Top of SUPPLIED DATA
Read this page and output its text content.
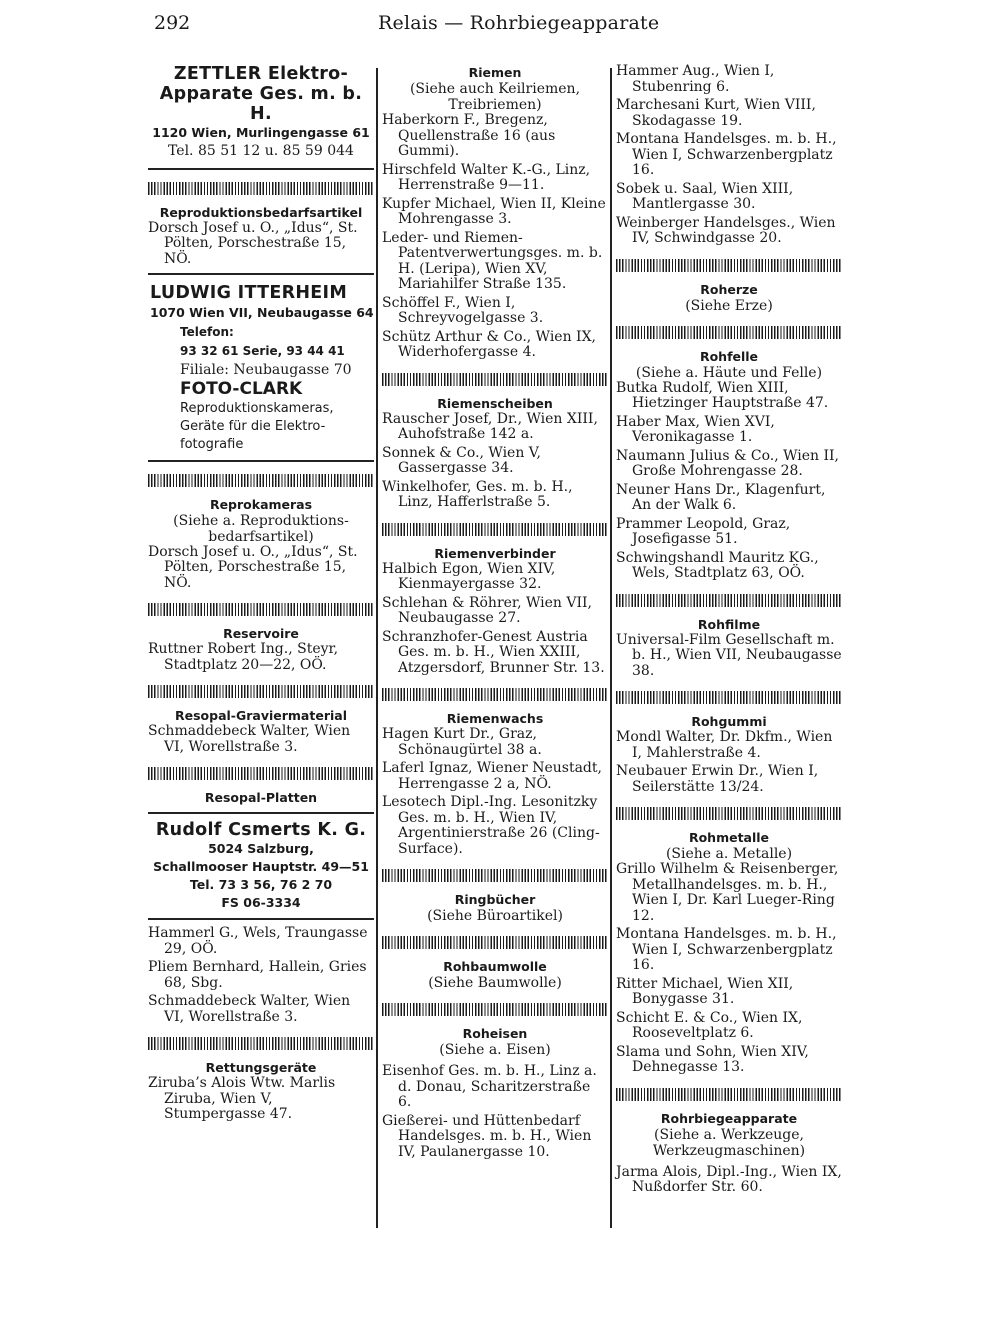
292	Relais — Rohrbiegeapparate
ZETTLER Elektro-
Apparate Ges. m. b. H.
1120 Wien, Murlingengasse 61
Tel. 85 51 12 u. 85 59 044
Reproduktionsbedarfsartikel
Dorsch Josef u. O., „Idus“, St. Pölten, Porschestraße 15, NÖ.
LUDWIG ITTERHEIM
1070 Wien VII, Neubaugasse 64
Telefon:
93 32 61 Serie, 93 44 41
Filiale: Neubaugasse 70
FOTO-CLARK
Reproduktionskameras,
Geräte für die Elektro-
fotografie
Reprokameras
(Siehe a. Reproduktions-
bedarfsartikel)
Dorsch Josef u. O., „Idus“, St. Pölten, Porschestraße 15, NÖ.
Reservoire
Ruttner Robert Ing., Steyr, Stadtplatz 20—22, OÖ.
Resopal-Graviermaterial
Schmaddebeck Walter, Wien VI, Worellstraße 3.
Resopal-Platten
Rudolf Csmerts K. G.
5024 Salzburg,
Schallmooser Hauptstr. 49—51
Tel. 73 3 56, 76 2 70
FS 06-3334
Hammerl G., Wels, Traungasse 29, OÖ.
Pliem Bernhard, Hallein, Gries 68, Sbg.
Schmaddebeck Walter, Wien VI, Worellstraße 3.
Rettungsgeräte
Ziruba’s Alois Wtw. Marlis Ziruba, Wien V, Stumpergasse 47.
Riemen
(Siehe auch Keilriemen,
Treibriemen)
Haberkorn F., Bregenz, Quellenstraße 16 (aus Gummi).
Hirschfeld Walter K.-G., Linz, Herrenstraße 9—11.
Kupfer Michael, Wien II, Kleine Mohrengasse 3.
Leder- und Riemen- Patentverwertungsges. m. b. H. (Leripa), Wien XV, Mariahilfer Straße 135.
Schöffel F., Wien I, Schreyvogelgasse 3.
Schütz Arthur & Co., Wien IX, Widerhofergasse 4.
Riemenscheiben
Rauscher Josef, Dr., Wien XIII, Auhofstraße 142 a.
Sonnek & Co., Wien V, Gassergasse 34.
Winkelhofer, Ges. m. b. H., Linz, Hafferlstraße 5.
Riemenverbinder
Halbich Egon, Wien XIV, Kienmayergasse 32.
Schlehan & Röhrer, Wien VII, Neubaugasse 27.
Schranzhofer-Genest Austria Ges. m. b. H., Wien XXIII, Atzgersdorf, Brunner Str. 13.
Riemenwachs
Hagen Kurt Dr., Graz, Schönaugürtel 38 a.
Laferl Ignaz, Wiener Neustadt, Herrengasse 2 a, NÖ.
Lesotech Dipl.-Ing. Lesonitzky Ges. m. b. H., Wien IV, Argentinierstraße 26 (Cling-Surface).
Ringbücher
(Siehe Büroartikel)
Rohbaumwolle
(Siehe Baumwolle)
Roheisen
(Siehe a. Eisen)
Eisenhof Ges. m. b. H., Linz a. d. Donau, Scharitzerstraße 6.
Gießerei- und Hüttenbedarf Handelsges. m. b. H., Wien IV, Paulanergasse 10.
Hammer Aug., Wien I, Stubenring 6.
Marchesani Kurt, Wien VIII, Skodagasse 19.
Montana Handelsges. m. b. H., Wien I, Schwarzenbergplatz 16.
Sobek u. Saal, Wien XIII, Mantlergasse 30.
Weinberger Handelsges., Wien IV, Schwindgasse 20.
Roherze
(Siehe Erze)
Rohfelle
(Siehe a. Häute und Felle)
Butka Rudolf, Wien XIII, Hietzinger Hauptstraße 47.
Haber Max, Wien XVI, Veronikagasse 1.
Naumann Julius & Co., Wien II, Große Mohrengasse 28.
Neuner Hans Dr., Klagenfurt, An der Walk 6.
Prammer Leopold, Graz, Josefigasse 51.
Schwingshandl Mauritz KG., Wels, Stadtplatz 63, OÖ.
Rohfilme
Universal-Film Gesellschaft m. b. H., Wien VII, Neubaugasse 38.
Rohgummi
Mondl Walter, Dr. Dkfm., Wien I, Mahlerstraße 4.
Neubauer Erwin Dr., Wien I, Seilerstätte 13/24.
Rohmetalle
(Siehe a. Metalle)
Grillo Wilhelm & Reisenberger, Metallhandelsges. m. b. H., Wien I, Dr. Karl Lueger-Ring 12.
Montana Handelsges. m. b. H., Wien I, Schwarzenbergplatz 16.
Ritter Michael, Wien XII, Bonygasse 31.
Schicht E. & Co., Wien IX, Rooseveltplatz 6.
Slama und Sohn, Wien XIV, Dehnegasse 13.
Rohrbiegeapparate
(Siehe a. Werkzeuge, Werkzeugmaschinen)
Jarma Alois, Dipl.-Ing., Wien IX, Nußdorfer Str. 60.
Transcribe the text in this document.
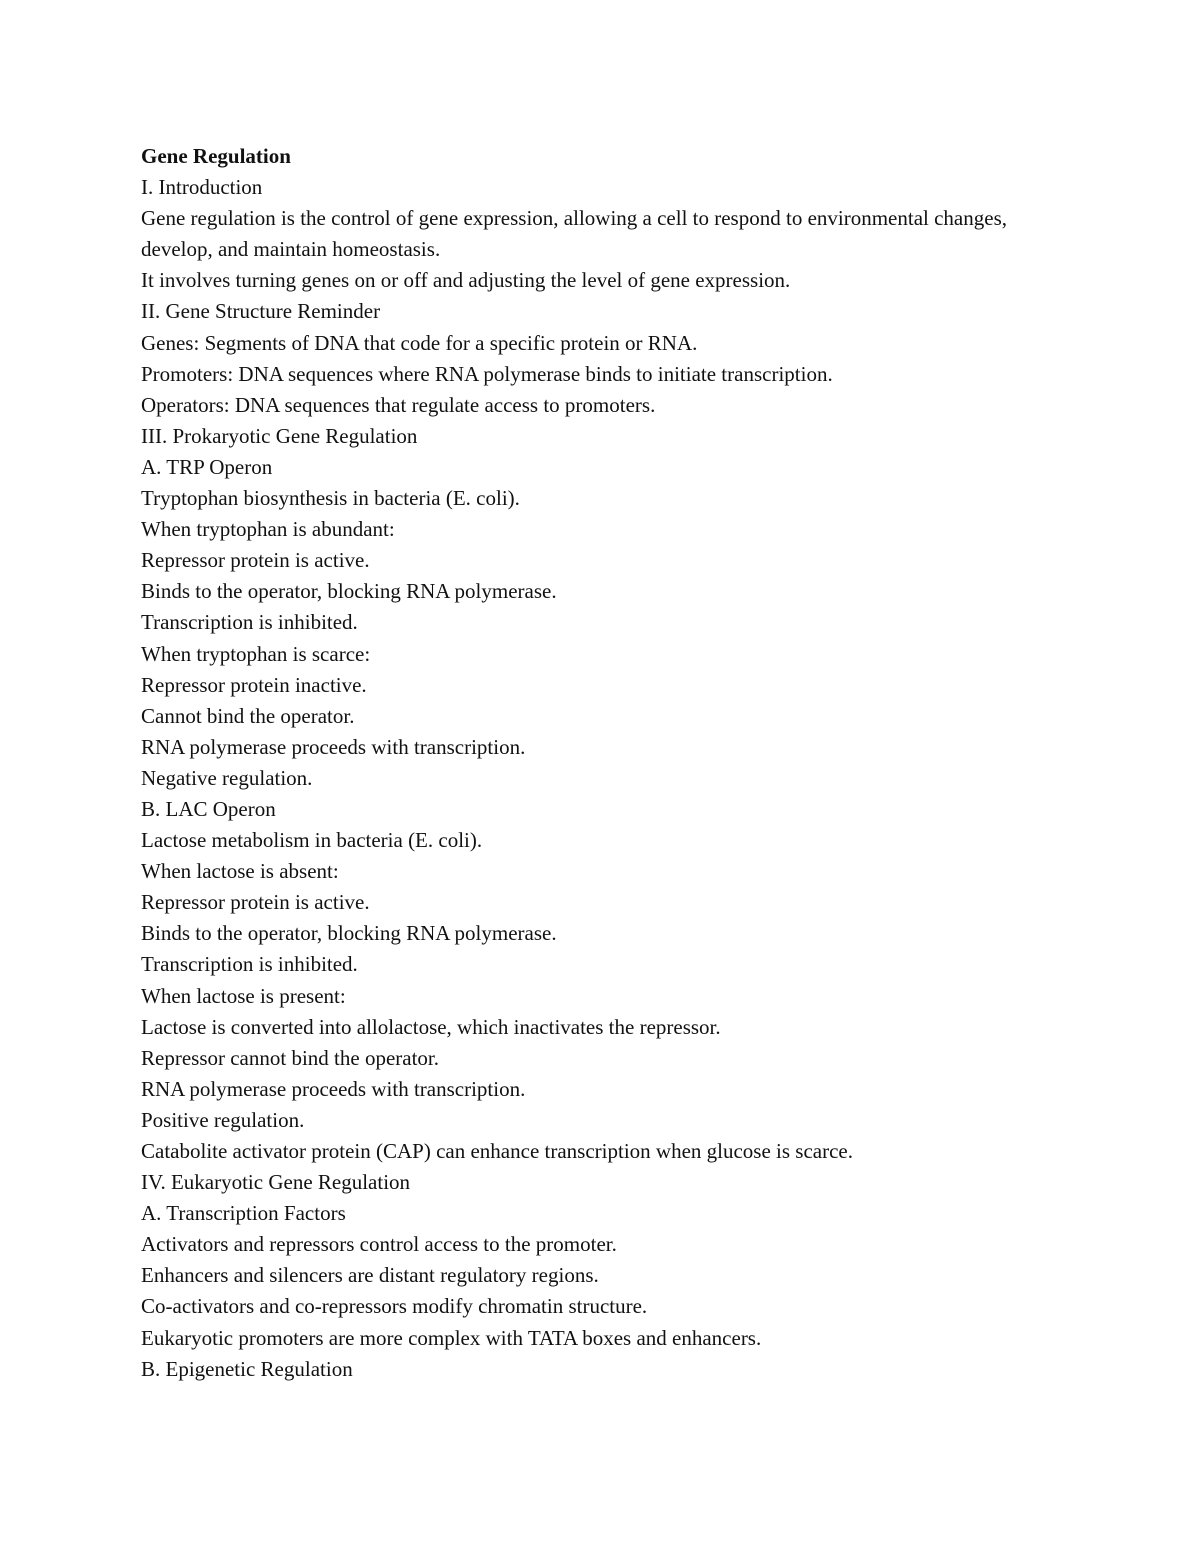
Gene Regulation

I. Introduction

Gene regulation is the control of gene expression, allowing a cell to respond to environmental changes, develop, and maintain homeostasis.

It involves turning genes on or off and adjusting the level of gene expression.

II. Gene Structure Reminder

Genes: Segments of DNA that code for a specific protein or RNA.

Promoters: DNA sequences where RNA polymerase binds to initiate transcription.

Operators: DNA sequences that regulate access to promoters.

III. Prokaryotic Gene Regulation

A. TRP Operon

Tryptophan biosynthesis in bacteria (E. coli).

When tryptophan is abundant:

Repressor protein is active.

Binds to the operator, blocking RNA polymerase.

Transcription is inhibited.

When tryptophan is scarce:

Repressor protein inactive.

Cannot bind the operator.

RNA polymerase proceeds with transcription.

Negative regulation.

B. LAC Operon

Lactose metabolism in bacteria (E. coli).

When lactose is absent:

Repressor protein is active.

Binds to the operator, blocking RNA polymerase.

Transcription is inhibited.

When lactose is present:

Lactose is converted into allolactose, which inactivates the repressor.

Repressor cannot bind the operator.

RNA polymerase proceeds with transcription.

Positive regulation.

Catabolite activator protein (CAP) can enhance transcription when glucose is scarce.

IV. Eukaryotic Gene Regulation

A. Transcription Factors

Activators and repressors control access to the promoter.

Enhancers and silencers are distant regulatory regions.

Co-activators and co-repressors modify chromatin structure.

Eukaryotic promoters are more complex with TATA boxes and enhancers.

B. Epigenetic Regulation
Bottom of SUPPLIED DATA
EXERCISE -> When a line of the records holds the word "Linz", copy that line.

RESPONSE FOR THIS EXERCISE ->
Hirschfeld Walter K.-G., Linz, Herrenstraße 9—11.
Winkelhofer, Ges. m. b. H., Linz, Hafferlstraße 5.
Eisenhof Ges. m. b. H., Linz a. d. Donau, Scharitzerstraße 6.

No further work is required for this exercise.